To do =
Repeat the acquisition filing from "On August 15, 2013 we" up to and including "transferred to Dr. Berry.", changing "transferred" to "passed".

Item 1.01.  Entry Material Agreement

On August 15, 2013 SUJA Minerals, Corp. (“we” or the “Company”) entered into a Share Purchase Agreement dated as of August 6, 2013 (the “SPA”) among K. Joel Berry (“Dr. Berry”), the Company and Global Energy Innovations, Inc. (“GEI”), a Michigan corporation.  Pursuant to the SPA we agreed to acquire 100% of the outstanding shares of capital stock of GEI.  The purchase price will consist of $250,000 cash, plus delivery to Dr. Berry or his designee(s) by certain of our shareholders of 15,000,000 shares of our common stock fully diluted, plus the issuance to Dr. Berry of 2,500 shares of our Series A Convertible Super-Voting Preferred Stock, which will give voting control of the Company (including the right to approve Directors) to Dr. Berry.  In addition, we agreed to pay a royalty to Dr. Berry for a period of ten years of 2.5% on sales up to $100,000,000 per year and 1.5% on sales over $100,000,000 per year.  The Agreement also provides that Dr. Berry will manage the Company for the next five years on a permanent full time basis according to an employment agreement to be approved by our Board of Directors. The Agreement contains customary representations, warranties, covenants and closing conditions.

Item 2.01.  Completion of Acquisition or Disposition of Assets

On August 15, 2013 we completed our acquisition of 100% of the outstanding shares of capital stock of GEI.  As part of the closing of this transaction, control of the Company was transferred to Dr. Berry.

GEI, founded in 2007, is part of the fuel cell and sustainable/alternative energy industry. Fuel cells are an efficient, combustion-less, reliable, and virtually pollution-free energy source that provide electricity to power a wide array of applications, including buildings (manufacturing facilities, hotels and hospitals), primary power for grid integration, automobiles, emergency back-up systems, and base load grid power. A fuel cell uses fuel - usually hydrogen, extracted from common fuels such as natural gas, and oxygen - to produce electricity. In principle, a fuel cell is an electrochemical device that operates like a battery. However, unlike a battery, a fuel cell requires re-fueling and not recharging. Fuel cells will continue to produce electricity and heat as long as there is a constant fuel source. Hydrogen fuel cells work simply, have no moving parts, and operate silently, with water and excess heat as their only by-products. Fuel cells thus provide the ideal solution for a myriad of portable, on-board and stationary electric power generation applications.

Recorded information =

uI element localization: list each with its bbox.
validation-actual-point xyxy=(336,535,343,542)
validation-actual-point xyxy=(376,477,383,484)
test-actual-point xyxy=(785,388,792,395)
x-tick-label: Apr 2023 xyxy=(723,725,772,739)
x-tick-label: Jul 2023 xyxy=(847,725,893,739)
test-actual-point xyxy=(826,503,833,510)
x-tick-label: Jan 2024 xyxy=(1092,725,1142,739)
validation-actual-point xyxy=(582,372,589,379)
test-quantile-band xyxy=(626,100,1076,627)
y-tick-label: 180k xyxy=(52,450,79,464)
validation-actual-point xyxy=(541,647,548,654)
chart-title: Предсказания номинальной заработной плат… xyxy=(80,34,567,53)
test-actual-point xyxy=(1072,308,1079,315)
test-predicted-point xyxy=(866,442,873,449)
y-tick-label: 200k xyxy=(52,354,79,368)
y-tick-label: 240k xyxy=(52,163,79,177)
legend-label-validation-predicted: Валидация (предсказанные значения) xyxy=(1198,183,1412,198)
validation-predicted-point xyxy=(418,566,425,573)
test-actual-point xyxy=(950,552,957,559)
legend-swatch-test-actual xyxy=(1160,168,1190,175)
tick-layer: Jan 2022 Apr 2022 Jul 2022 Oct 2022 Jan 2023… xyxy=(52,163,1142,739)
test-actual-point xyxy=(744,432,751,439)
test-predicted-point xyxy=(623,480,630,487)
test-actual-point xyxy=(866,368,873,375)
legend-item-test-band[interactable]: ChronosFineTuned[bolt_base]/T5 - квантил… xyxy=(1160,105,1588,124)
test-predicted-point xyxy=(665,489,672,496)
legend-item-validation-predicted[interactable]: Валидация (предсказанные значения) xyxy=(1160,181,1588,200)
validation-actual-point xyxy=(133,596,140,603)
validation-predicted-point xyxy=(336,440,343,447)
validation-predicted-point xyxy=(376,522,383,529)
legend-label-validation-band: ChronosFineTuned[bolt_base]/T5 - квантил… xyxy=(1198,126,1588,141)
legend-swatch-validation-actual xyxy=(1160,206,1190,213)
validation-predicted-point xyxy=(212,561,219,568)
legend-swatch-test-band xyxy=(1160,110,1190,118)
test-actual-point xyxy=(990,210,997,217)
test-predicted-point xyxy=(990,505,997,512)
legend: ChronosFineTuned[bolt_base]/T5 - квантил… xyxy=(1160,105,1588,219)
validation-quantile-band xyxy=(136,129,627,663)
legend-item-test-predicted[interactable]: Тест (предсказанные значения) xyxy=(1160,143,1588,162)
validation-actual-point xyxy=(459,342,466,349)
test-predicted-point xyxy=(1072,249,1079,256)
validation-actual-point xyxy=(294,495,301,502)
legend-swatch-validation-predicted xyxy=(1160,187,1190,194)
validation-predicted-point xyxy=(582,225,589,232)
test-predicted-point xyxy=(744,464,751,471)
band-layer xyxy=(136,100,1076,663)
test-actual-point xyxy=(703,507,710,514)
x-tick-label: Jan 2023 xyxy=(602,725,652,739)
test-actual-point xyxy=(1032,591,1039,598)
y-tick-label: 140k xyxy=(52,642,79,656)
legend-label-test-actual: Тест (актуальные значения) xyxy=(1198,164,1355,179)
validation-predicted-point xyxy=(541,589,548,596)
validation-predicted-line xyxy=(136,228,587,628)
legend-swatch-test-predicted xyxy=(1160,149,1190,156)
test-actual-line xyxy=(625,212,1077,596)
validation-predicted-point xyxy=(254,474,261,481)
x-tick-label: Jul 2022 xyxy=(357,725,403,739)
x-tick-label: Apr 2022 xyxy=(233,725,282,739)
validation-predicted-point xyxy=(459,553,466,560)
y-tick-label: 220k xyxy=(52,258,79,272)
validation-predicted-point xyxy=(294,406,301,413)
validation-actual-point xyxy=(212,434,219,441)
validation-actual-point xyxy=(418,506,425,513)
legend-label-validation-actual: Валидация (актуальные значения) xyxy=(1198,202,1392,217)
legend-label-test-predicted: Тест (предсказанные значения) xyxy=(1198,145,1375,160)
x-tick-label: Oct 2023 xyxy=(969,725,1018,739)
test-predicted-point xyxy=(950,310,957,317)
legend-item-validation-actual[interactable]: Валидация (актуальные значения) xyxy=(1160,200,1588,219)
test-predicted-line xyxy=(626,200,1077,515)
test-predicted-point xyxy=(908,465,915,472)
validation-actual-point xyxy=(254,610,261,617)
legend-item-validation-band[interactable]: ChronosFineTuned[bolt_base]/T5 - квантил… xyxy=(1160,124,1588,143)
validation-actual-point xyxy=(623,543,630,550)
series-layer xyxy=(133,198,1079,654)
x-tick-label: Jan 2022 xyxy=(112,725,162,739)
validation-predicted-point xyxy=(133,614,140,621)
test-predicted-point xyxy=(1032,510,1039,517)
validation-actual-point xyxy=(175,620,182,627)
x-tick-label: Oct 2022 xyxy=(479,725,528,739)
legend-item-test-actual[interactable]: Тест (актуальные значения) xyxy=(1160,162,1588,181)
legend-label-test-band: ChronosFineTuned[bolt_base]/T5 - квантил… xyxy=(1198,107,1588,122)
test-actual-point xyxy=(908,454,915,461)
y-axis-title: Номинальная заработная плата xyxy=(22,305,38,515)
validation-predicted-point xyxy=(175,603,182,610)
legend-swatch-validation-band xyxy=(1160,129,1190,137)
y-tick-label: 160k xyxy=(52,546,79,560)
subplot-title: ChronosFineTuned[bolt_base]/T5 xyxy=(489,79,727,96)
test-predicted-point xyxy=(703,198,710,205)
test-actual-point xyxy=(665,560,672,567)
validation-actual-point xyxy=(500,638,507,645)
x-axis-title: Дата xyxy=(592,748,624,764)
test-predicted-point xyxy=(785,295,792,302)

Answer to the problem =
On August 15, 2013 we completed our acquisition of 100% of the outstanding shares of capital stock of GEI.  As part of the closing of this transaction, control of the Company was passed to Dr. Berry.